------ Information provided ------

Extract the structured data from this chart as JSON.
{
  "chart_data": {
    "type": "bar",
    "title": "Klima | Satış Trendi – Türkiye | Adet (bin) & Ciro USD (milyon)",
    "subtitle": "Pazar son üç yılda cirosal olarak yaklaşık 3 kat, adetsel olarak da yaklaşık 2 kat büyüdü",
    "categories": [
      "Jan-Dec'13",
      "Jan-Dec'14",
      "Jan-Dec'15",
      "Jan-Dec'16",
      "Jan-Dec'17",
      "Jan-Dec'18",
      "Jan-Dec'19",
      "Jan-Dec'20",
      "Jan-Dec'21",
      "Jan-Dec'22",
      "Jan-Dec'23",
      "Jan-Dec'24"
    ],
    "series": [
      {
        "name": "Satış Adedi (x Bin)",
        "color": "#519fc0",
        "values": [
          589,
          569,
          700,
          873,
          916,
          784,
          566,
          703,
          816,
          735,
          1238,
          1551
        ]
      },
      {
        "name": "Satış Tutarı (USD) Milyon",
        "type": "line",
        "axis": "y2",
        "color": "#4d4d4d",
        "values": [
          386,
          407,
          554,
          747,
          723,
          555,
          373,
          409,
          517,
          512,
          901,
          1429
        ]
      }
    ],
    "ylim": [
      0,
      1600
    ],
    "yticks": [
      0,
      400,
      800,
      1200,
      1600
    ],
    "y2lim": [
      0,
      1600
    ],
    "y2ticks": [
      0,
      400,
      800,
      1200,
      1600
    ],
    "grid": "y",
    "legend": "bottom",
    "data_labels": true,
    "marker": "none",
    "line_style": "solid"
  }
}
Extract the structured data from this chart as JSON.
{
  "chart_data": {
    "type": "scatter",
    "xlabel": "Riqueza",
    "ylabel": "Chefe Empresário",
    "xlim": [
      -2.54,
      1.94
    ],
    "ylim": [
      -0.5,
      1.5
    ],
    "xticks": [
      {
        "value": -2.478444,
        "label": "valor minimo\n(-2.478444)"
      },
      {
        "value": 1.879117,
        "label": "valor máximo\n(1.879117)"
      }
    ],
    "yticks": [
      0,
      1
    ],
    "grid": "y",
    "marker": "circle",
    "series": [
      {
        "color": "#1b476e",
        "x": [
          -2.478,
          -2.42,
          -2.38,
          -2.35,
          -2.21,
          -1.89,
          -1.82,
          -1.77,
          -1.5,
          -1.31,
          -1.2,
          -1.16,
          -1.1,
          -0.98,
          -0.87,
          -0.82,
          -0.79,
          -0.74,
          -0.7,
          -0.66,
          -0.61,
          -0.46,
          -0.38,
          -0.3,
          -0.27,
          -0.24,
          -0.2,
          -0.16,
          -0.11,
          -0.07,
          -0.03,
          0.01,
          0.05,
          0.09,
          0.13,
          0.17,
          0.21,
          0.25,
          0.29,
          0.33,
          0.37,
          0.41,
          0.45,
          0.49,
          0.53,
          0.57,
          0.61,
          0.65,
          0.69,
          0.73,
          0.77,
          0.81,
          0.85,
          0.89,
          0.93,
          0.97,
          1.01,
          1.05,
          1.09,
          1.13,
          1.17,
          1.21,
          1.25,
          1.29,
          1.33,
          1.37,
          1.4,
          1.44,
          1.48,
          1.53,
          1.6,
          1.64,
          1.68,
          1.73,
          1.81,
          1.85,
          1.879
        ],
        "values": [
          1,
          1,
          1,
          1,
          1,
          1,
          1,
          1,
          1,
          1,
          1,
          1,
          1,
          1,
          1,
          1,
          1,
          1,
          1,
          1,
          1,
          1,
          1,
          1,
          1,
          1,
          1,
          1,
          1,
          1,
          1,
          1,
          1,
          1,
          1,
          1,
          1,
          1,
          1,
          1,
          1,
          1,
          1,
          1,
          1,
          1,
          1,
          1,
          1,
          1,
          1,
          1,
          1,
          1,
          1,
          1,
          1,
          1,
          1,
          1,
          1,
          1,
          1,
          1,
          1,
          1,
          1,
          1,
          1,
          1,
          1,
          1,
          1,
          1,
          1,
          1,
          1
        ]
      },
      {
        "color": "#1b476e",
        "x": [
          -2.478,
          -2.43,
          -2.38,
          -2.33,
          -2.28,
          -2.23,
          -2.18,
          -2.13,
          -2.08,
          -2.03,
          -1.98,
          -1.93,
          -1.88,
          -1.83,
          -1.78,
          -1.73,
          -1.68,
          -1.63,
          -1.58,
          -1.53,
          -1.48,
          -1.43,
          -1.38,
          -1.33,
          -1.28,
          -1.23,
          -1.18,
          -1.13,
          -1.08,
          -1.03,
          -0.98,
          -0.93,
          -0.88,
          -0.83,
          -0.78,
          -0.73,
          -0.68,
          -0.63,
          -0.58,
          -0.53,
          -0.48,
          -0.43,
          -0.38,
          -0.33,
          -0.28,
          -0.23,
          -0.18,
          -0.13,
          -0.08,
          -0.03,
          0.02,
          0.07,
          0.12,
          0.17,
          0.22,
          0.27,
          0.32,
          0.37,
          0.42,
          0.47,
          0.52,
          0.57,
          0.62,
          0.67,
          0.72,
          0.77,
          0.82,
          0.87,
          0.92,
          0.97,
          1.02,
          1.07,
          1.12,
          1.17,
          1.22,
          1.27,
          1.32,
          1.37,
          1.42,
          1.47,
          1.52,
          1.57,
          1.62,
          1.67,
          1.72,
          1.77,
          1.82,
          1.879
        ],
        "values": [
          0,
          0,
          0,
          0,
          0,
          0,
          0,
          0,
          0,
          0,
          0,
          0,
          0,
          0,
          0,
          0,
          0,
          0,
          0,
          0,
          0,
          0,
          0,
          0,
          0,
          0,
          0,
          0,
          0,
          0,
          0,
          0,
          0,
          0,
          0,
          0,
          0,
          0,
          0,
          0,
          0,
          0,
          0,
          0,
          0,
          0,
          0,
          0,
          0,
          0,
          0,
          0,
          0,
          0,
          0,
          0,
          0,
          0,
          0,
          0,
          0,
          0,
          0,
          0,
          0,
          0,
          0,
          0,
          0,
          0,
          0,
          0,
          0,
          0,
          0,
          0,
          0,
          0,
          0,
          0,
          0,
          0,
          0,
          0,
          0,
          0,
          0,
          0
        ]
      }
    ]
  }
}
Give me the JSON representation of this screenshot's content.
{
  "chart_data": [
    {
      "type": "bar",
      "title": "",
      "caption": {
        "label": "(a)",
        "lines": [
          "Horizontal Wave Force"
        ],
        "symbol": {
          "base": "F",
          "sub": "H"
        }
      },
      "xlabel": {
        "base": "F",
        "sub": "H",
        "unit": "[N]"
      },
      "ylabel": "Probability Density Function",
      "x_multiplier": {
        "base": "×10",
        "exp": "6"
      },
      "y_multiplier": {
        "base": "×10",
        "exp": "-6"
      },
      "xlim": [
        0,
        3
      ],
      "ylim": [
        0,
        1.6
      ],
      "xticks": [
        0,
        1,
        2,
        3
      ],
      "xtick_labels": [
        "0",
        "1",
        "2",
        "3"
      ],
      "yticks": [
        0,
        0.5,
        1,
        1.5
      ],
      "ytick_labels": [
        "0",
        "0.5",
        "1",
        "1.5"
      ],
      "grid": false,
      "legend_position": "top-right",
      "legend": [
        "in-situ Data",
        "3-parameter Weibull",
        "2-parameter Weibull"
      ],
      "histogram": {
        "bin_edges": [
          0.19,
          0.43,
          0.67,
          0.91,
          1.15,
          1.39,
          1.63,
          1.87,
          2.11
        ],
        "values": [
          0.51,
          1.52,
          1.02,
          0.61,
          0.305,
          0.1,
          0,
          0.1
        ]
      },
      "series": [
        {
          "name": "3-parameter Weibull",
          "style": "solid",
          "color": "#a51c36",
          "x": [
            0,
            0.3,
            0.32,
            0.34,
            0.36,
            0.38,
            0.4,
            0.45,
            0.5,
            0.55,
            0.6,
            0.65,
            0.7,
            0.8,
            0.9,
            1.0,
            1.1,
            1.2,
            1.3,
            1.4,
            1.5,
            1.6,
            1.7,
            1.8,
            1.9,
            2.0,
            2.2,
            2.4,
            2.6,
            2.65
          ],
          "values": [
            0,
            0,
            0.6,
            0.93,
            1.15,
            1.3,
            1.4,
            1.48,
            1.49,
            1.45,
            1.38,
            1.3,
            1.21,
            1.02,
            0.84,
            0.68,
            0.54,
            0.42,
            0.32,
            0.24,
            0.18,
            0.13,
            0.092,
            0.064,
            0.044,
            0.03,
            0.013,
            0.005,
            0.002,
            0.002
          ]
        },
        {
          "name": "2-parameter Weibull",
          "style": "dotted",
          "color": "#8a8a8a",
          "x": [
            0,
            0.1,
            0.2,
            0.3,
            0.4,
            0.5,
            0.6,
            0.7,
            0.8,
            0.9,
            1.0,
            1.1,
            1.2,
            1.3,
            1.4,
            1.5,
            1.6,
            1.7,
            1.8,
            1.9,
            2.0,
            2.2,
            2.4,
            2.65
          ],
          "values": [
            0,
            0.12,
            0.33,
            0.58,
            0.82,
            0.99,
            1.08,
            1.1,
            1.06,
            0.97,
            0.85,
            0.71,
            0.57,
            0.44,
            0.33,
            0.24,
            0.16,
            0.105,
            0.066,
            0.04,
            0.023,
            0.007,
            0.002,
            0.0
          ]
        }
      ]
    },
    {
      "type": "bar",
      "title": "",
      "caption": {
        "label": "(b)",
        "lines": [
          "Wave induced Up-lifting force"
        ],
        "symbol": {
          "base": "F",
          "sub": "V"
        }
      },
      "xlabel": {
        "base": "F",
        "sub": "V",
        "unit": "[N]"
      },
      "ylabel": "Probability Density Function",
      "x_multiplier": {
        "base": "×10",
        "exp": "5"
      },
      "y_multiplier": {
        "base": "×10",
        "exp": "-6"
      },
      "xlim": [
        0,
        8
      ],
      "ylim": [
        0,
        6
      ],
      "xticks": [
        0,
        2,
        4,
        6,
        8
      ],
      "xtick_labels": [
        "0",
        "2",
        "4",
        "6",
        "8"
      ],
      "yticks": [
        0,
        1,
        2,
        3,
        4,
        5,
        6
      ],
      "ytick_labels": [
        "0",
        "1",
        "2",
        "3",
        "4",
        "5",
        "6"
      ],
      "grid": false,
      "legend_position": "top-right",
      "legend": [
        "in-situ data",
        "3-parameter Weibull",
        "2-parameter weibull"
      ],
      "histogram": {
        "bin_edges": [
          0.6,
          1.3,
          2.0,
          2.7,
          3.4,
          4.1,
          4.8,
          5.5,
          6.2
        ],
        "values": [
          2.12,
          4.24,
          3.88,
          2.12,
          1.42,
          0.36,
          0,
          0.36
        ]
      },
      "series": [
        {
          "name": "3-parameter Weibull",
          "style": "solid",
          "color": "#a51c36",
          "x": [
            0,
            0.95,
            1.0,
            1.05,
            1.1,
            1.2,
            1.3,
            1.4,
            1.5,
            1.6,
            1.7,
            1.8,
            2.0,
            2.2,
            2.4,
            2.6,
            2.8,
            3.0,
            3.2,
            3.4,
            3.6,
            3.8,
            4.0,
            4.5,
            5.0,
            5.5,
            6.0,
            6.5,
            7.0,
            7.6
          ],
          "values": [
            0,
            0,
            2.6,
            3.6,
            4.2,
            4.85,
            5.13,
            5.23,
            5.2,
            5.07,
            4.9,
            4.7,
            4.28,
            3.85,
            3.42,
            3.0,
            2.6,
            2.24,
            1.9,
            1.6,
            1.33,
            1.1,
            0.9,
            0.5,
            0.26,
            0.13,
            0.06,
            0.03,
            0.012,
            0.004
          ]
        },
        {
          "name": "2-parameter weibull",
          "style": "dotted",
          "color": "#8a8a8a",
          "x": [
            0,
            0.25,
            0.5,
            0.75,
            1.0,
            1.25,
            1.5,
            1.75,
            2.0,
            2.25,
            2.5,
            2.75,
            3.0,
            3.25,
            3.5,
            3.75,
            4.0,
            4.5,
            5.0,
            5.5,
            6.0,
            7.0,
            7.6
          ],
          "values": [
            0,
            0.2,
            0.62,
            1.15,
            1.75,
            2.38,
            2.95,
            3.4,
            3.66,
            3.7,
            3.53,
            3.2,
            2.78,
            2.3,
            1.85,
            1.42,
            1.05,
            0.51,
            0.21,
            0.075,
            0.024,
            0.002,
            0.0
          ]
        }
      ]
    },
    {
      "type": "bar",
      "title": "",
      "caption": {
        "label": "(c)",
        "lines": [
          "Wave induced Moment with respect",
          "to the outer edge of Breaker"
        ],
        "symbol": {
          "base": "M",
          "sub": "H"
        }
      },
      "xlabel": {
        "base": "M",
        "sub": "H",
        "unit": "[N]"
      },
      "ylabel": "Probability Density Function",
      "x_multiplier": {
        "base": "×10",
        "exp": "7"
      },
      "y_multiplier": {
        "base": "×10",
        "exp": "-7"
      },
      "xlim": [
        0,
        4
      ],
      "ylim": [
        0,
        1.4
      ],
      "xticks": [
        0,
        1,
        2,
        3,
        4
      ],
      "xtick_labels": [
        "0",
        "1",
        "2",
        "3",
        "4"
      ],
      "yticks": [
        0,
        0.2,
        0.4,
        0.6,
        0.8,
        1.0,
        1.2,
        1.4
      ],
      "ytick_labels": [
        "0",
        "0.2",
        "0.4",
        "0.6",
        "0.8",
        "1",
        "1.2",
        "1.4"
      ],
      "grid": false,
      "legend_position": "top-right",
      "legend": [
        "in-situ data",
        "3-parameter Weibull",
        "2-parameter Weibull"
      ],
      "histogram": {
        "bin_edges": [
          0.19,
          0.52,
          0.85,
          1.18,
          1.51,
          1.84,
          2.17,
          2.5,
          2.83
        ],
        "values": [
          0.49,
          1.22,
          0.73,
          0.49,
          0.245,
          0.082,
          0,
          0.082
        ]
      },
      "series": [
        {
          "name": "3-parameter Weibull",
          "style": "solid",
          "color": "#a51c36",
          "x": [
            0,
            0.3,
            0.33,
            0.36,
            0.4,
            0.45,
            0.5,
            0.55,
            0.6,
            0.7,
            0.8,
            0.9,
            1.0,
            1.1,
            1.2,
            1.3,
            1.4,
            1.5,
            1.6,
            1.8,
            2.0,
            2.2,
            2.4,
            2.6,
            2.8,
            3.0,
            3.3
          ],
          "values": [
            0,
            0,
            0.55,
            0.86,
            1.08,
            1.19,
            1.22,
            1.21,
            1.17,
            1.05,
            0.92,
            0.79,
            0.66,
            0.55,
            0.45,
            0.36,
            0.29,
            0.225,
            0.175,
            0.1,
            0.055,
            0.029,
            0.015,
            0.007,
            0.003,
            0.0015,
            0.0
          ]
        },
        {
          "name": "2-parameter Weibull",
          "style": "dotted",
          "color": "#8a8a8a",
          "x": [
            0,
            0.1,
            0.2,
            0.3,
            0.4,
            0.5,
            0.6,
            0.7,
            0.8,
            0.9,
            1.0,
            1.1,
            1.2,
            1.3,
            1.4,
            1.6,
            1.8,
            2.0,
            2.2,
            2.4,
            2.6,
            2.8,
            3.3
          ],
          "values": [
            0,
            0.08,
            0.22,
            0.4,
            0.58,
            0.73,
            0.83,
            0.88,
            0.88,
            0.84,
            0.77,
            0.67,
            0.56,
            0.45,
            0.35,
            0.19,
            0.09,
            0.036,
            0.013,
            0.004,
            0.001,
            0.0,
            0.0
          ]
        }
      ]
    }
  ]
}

------

§ Work to complete
All lines that include "induced" are to be gathered and copied.

§ Answer to the task
          "Wave induced Up-lifting force"
          "Wave induced Moment with respect",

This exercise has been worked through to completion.